Task objective: Look through the entries and report how many lines include the word "Architektur". Give the number alone.

## begin Supplied data

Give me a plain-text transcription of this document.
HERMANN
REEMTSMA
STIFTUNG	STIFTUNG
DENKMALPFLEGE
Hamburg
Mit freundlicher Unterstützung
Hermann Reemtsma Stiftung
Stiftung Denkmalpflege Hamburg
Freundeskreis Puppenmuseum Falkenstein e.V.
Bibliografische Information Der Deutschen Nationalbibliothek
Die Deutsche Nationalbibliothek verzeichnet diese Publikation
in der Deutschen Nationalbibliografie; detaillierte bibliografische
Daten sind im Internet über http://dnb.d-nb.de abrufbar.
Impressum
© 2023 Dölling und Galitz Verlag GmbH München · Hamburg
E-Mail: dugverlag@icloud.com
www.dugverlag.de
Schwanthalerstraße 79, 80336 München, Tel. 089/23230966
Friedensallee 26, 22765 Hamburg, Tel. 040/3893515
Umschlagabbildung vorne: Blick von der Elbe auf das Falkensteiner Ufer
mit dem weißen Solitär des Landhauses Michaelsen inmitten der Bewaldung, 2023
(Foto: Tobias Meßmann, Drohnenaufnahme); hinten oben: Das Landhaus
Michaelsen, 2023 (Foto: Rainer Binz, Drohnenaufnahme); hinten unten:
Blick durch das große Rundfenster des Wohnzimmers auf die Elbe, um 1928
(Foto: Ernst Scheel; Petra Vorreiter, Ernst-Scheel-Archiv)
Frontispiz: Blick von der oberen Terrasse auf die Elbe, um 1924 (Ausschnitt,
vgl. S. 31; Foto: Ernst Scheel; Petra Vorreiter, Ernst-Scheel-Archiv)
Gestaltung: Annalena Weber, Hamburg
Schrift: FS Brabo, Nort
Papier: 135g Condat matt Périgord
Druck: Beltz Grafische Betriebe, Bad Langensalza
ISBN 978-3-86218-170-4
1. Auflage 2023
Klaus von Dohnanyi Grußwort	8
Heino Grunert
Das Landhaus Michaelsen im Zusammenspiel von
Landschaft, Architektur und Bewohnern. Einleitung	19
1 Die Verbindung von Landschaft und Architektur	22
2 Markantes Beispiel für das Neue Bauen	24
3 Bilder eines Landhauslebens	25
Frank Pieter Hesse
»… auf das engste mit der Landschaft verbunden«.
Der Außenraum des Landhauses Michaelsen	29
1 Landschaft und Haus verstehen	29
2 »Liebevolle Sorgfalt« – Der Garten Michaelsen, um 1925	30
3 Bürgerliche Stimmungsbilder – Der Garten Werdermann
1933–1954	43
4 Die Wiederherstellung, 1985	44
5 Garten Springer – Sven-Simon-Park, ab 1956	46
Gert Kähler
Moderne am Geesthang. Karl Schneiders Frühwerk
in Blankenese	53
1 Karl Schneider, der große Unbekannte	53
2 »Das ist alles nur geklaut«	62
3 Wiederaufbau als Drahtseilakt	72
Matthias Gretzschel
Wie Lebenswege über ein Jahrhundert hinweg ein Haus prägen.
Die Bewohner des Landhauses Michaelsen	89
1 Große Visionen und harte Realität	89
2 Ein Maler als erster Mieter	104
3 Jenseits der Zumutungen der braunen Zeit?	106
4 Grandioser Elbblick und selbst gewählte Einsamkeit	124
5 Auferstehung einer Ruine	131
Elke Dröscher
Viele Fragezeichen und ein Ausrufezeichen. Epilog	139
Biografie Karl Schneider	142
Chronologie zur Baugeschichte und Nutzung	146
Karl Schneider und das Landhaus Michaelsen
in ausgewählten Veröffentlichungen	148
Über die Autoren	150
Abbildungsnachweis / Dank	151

## end Supplied data
## begin Supplied data

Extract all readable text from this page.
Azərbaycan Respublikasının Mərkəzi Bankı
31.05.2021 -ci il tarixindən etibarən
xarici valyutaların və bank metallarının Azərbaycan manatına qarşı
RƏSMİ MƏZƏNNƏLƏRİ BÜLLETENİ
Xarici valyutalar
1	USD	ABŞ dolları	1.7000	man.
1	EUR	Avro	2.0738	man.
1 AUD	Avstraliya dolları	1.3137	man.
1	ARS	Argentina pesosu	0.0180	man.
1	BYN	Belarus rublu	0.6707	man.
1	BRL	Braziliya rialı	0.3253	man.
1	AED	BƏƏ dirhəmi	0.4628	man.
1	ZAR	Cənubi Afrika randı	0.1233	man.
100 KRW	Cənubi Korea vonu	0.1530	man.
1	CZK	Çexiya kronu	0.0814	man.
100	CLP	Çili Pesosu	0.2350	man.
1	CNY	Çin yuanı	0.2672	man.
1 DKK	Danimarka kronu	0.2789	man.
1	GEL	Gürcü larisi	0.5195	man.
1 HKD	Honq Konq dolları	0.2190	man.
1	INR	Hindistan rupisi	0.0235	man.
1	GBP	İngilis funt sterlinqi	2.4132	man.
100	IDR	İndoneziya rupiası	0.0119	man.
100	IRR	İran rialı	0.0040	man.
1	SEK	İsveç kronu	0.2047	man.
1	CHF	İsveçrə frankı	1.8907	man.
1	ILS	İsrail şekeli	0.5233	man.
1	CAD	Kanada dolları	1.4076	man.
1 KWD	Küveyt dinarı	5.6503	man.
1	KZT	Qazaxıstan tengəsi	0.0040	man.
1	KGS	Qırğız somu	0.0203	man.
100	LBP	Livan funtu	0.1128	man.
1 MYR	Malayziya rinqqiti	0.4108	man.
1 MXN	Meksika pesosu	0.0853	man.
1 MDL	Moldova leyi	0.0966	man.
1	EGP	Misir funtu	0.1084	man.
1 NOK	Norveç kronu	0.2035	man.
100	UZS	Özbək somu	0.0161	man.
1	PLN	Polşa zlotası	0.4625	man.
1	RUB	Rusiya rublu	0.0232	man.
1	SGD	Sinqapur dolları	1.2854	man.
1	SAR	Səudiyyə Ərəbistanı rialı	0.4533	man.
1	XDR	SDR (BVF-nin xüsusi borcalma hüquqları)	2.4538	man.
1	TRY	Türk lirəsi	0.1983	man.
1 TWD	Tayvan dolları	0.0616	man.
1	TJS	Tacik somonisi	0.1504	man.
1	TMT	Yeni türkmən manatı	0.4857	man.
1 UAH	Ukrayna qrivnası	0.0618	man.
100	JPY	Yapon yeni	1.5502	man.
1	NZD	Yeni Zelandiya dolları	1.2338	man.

## end Supplied data
## begin Supplied data

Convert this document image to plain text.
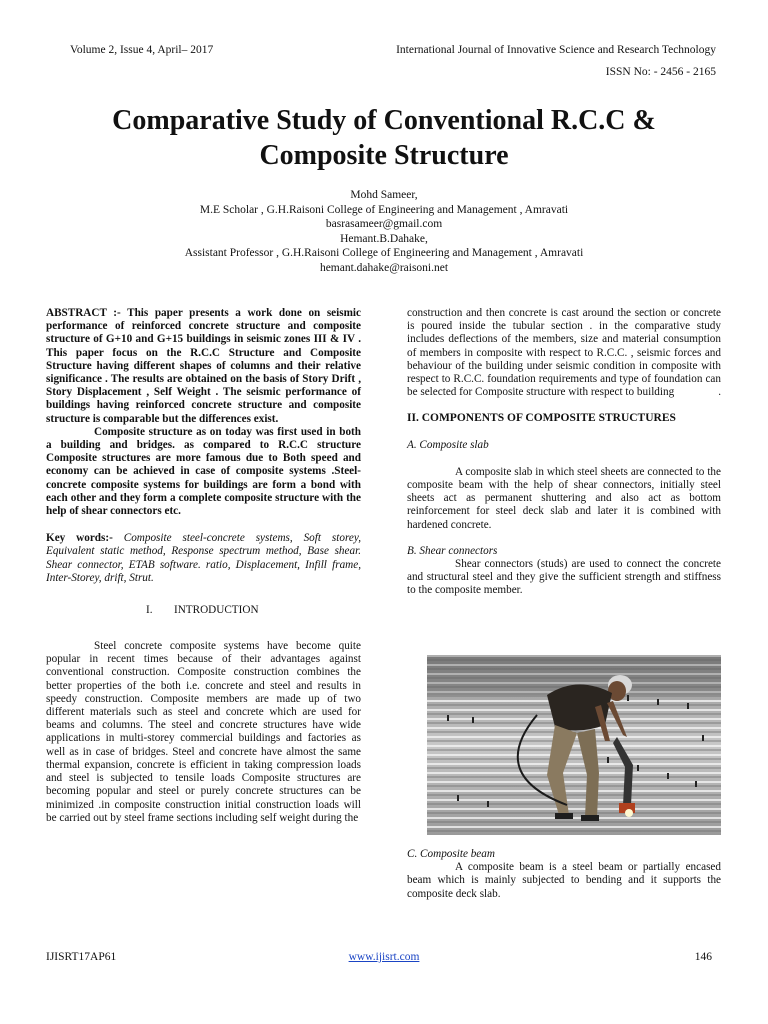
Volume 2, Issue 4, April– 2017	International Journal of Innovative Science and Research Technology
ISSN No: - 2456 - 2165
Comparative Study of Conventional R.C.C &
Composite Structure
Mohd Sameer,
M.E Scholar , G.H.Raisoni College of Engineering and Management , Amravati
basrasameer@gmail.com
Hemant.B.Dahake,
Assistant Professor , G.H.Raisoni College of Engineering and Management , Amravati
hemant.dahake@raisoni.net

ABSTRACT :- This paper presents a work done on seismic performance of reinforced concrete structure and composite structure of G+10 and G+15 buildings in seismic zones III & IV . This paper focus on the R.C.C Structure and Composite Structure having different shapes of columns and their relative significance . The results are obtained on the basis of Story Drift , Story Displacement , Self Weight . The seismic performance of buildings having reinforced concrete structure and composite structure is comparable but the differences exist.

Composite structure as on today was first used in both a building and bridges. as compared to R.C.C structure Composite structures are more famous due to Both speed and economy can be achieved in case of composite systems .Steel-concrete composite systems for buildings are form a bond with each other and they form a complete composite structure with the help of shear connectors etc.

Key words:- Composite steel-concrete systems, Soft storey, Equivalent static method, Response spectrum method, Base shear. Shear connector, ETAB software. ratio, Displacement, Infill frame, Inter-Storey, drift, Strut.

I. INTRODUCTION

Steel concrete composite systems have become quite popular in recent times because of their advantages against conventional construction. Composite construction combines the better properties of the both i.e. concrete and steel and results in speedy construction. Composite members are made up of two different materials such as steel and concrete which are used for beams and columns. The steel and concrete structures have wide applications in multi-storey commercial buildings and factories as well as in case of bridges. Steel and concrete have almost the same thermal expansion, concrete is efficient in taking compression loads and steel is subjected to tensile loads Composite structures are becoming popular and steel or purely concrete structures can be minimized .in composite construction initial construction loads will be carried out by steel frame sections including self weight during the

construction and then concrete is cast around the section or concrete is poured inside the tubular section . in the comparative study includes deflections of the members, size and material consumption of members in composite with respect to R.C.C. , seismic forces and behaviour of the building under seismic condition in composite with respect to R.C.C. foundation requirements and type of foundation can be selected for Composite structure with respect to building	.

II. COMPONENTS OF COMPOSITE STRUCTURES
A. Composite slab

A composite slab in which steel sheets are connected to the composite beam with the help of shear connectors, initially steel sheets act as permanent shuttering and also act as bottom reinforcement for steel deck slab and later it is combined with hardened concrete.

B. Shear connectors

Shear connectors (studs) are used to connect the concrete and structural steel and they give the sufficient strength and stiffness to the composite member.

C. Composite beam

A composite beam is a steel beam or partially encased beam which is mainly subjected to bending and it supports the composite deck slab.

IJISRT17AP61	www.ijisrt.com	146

## end Supplied data

Answer in full: 2